__Given task__.
Below are records. Copy every line with "Bear" in it.

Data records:
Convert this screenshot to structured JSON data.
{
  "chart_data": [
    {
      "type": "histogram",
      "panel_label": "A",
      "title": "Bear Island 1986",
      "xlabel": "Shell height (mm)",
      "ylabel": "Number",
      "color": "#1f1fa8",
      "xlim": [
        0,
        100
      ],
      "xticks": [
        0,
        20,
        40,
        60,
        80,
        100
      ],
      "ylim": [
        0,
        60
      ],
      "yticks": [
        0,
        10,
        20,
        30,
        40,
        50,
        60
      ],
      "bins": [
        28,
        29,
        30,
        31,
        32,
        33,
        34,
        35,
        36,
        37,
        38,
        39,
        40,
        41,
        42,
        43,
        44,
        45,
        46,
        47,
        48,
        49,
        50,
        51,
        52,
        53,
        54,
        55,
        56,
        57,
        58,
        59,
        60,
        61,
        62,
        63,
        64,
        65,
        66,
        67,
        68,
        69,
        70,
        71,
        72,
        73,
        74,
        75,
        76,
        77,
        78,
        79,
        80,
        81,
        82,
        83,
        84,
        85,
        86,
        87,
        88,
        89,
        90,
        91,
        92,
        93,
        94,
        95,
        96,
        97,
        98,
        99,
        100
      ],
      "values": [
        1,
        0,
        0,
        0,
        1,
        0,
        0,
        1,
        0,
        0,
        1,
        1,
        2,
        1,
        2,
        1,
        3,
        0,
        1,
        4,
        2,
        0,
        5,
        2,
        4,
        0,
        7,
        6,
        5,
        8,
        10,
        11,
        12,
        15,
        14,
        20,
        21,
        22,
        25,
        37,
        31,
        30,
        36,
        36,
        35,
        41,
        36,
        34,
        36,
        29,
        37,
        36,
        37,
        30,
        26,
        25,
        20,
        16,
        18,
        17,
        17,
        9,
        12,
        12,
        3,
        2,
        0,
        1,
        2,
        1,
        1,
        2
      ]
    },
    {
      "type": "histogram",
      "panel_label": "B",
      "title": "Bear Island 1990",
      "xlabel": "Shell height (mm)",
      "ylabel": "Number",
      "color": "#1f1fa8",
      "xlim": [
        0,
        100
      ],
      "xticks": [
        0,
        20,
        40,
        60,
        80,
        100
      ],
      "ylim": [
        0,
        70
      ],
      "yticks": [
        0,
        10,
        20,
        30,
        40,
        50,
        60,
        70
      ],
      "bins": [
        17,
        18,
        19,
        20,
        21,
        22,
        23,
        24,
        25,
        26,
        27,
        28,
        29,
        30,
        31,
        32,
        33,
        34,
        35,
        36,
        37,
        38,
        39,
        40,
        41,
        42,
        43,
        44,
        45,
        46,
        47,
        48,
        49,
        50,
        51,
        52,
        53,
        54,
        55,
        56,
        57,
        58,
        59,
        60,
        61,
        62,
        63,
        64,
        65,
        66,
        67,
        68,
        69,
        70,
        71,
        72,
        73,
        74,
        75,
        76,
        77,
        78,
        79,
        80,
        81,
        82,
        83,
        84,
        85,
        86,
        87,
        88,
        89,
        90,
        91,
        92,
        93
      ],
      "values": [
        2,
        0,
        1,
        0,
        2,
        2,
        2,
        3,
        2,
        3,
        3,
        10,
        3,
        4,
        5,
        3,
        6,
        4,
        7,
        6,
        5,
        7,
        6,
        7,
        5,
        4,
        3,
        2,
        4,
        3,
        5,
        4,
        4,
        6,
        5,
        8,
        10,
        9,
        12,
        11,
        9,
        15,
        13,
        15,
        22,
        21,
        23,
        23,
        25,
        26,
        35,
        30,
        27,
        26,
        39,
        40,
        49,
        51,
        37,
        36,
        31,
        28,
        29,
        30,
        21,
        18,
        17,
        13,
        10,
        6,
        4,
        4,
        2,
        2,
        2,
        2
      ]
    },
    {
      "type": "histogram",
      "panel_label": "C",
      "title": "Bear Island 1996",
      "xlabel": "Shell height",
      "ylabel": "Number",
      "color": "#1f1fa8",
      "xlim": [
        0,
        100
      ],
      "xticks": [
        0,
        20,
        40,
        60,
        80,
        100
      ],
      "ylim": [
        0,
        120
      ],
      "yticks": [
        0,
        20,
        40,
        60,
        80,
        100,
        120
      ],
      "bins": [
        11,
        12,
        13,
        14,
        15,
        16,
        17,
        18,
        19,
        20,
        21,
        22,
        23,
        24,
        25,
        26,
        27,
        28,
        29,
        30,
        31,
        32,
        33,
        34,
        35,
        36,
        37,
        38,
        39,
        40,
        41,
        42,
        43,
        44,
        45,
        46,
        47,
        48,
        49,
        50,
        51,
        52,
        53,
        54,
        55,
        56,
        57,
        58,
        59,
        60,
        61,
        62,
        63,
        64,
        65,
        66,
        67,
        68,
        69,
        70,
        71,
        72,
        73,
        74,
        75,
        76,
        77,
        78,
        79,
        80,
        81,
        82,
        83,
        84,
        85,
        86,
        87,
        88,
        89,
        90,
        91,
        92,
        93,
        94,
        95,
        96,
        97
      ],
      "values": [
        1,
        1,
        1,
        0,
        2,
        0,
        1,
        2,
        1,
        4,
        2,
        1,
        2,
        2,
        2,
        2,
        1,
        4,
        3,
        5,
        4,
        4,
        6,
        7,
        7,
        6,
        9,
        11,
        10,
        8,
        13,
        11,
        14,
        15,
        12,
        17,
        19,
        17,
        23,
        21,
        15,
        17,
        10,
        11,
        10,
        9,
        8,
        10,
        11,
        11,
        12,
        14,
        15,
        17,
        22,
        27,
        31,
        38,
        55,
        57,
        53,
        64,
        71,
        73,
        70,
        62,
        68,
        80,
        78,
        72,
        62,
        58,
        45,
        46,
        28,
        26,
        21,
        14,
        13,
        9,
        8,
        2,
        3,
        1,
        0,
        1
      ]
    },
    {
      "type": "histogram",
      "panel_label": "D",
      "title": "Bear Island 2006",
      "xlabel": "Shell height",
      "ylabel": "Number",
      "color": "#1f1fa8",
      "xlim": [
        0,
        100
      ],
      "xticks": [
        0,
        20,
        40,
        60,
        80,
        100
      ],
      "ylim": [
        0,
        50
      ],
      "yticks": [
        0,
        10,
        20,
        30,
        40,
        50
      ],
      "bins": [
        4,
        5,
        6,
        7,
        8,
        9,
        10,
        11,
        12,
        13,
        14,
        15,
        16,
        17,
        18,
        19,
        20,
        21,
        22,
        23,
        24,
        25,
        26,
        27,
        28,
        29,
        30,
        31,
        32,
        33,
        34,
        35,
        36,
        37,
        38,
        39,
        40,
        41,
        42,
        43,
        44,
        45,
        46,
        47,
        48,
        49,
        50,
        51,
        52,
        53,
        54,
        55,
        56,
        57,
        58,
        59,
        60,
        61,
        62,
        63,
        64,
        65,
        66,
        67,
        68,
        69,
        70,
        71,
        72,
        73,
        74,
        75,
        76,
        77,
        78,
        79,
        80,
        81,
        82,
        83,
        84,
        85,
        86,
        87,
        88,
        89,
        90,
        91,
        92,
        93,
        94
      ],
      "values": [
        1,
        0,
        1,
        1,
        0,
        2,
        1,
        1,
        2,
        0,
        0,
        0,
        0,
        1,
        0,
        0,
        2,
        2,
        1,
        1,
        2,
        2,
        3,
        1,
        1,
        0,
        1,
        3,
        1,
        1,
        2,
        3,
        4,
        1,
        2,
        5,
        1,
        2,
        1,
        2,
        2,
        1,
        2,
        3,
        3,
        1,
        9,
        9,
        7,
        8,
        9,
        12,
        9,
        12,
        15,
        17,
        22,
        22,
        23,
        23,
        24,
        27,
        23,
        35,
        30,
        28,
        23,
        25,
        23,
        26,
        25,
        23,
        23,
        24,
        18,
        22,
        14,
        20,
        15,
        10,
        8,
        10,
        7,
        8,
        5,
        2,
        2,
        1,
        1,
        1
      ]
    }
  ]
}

__Final answer__.
      "title": "Bear Island 1986",
      "title": "Bear Island 1990",
      "title": "Bear Island 1996",
      "title": "Bear Island 2006",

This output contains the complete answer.